### Data lines ###

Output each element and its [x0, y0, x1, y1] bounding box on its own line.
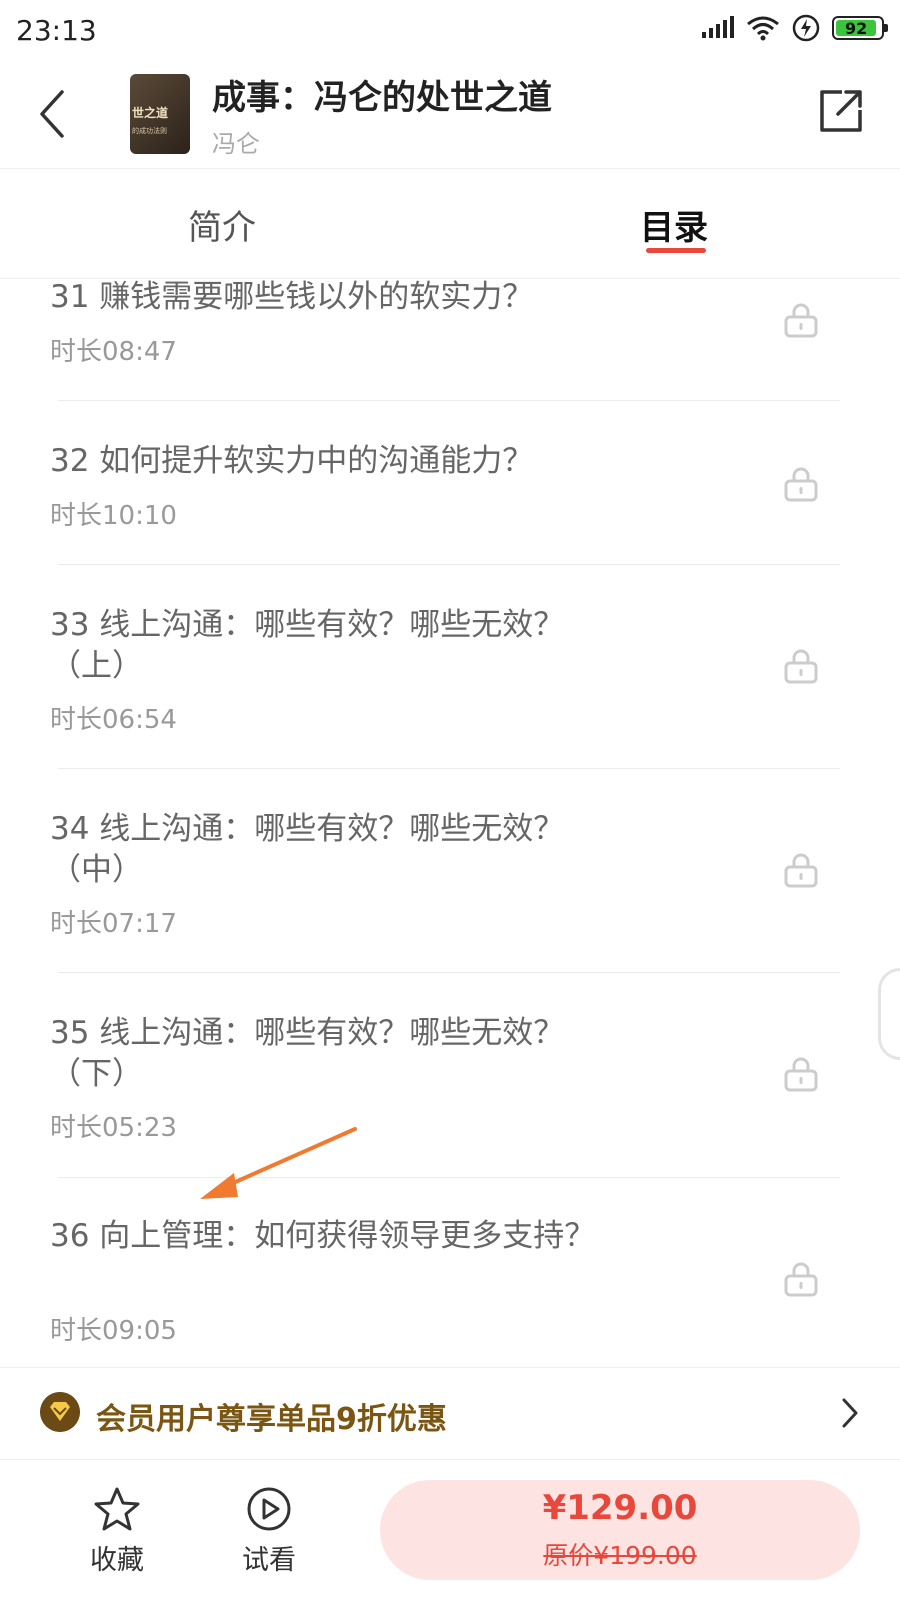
lock-icon [784, 1262, 818, 1297]
buy-button[interactable]: ¥129.00 原价¥199.00 [380, 1480, 860, 1580]
tab-intro[interactable]: 简介 [188, 200, 256, 249]
back-button[interactable] [30, 84, 74, 144]
promo-text: 会员用户尊享单品9折优惠 [96, 1402, 447, 1437]
chapter-title: 34 线上沟通：哪些有效？哪些无效？（中） [50, 811, 565, 888]
chapter-duration: 时长05:23 [50, 1113, 177, 1143]
scroll-handle[interactable] [878, 968, 900, 1060]
original-price: 原价¥199.00 [543, 1541, 697, 1570]
charging-icon [792, 14, 820, 42]
chapter-duration: 时长07:17 [50, 909, 177, 939]
member-discount-banner[interactable]: 会员用户尊享单品9折优惠 [0, 1367, 900, 1460]
chapter-item[interactable]: 32 如何提升软实力中的沟通能力？ 时长10:10 [0, 401, 900, 564]
chapter-item[interactable]: 33 线上沟通：哪些有效？哪些无效？（上） 时长06:54 [0, 565, 900, 768]
chapter-title: 33 线上沟通：哪些有效？哪些无效？（上） [50, 607, 565, 684]
trial-label: 试看 [242, 1545, 296, 1576]
tab-catalog[interactable]: 目录 [640, 200, 708, 249]
lock-icon [784, 1057, 818, 1092]
play-circle-icon [247, 1487, 291, 1531]
chapter-item[interactable]: 34 线上沟通：哪些有效？哪些无效？（中） 时长07:17 [0, 769, 900, 972]
battery-tip [884, 24, 888, 32]
book-title: 成事：冯仑的处世之道 [212, 78, 552, 118]
star-icon [94, 1487, 140, 1531]
chapter-duration: 时长09:05 [50, 1316, 177, 1346]
status-time: 23:13 [16, 14, 97, 47]
wifi-icon [747, 16, 779, 41]
favorite-label: 收藏 [90, 1545, 144, 1576]
lock-icon [784, 303, 818, 338]
trial-button[interactable]: 试看 [224, 1486, 314, 1577]
battery-level: 92 [836, 18, 877, 38]
chapter-title: 32 如何提升软实力中的沟通能力？ [50, 443, 534, 479]
chapter-item[interactable]: 35 线上沟通：哪些有效？哪些无效？（下） 时长05:23 [0, 973, 900, 1176]
signal-icon [702, 16, 734, 38]
chapter-duration: 时长06:54 [50, 705, 177, 735]
share-icon[interactable] [816, 86, 866, 136]
lock-icon [784, 467, 818, 502]
lock-icon [784, 649, 818, 684]
status-bar: 23:13 92 [0, 0, 900, 62]
favorite-button[interactable]: 收藏 [72, 1486, 162, 1577]
chapter-item[interactable]: 31 赚钱需要哪些钱以外的软实力？ 时长08:47 [0, 279, 900, 400]
cover-subtext: 的成功法则 [132, 127, 167, 135]
chapter-item[interactable]: 36 向上管理：如何获得领导更多支持？ 时长09:05 [0, 1178, 900, 1367]
chevron-right-icon [842, 1398, 858, 1428]
book-cover[interactable]: 世之道 的成功法则 [130, 74, 190, 154]
battery-text: 92 [844, 18, 868, 38]
book-header: 世之道 的成功法则 成事：冯仑的处世之道 冯仑 [0, 62, 900, 169]
lock-icon [784, 853, 818, 888]
diamond-badge-icon [40, 1392, 80, 1432]
chapter-title: 36 向上管理：如何获得领导更多支持？ [50, 1218, 596, 1254]
active-tab-indicator [646, 248, 706, 253]
chapter-duration: 时长10:10 [50, 501, 177, 531]
book-author[interactable]: 冯仑 [212, 124, 260, 159]
tab-bar: 简介 目录 [0, 168, 900, 279]
price: ¥129.00 [542, 1488, 698, 1528]
cover-text: 世之道 [132, 106, 169, 120]
bottom-action-bar: 收藏 试看 ¥129.00 原价¥199.00 [0, 1459, 900, 1601]
status-icons: 92 [700, 14, 888, 42]
battery-icon: 92 [832, 16, 888, 40]
chapter-duration: 时长08:47 [50, 337, 177, 367]
chapter-list[interactable]: 31 赚钱需要哪些钱以外的软实力？ 时长08:47 32 如何提升软实力中的沟通… [0, 279, 900, 1367]
chapter-title: 35 线上沟通：哪些有效？哪些无效？（下） [50, 1015, 565, 1092]
chapter-title: 31 赚钱需要哪些钱以外的软实力？ [50, 279, 534, 315]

###

**Stated task**
Reproduce everything from the line containing "lock-icon [784, 1262, 818, 1297]" down to the line containing "cover-subtext: 的成功法则 [132, 127, 167, 135]", with "chapter-duration" changed to "chapter-length" and nothing else altered. Output only those lines.

**Output of the task**
lock-icon [784, 1262, 818, 1297]
buy-button[interactable]: ¥129.00 原价¥199.00 [380, 1480, 860, 1580]
tab-intro[interactable]: 简介 [188, 200, 256, 249]
back-button[interactable] [30, 84, 74, 144]
promo-text: 会员用户尊享单品9折优惠 [96, 1402, 447, 1437]
chapter-title: 34 线上沟通：哪些有效？哪些无效？（中） [50, 811, 565, 888]
chapter-length: 时长05:23 [50, 1113, 177, 1143]
scroll-handle[interactable] [878, 968, 900, 1060]
original-price: 原价¥199.00 [543, 1541, 697, 1570]
charging-icon [792, 14, 820, 42]
chapter-length: 时长07:17 [50, 909, 177, 939]
member-discount-banner[interactable]: 会员用户尊享单品9折优惠 [0, 1367, 900, 1460]
chapter-item[interactable]: 32 如何提升软实力中的沟通能力？ 时长10:10 [0, 401, 900, 564]
chapter-item[interactable]: 33 线上沟通：哪些有效？哪些无效？（上） 时长06:54 [0, 565, 900, 768]
chapter-title: 33 线上沟通：哪些有效？哪些无效？（上） [50, 607, 565, 684]
trial-label: 试看 [242, 1545, 296, 1576]
tab-catalog[interactable]: 目录 [640, 200, 708, 249]
lock-icon [784, 1057, 818, 1092]
play-circle-icon [247, 1487, 291, 1531]
chapter-item[interactable]: 34 线上沟通：哪些有效？哪些无效？（中） 时长07:17 [0, 769, 900, 972]
battery-tip [884, 24, 888, 32]
book-title: 成事：冯仑的处世之道 [212, 78, 552, 118]
star-icon [94, 1487, 140, 1531]
chapter-length: 时长09:05 [50, 1316, 177, 1346]
status-time: 23:13 [16, 14, 97, 47]
wifi-icon [747, 16, 779, 41]
favorite-label: 收藏 [90, 1545, 144, 1576]
lock-icon [784, 303, 818, 338]
trial-button[interactable]: 试看 [224, 1486, 314, 1577]
battery-level: 92 [836, 18, 877, 38]
chapter-title: 32 如何提升软实力中的沟通能力？ [50, 443, 534, 479]
chapter-item[interactable]: 35 线上沟通：哪些有效？哪些无效？（下） 时长05:23 [0, 973, 900, 1176]
signal-icon [702, 16, 734, 38]
chapter-length: 时长06:54 [50, 705, 177, 735]
share-icon[interactable] [816, 86, 866, 136]
lock-icon [784, 467, 818, 502]
lock-icon [784, 649, 818, 684]
status-bar: 23:13 92 [0, 0, 900, 62]
favorite-button[interactable]: 收藏 [72, 1486, 162, 1577]
chapter-item[interactable]: 31 赚钱需要哪些钱以外的软实力？ 时长08:47 [0, 279, 900, 400]
cover-subtext: 的成功法则 [132, 127, 167, 135]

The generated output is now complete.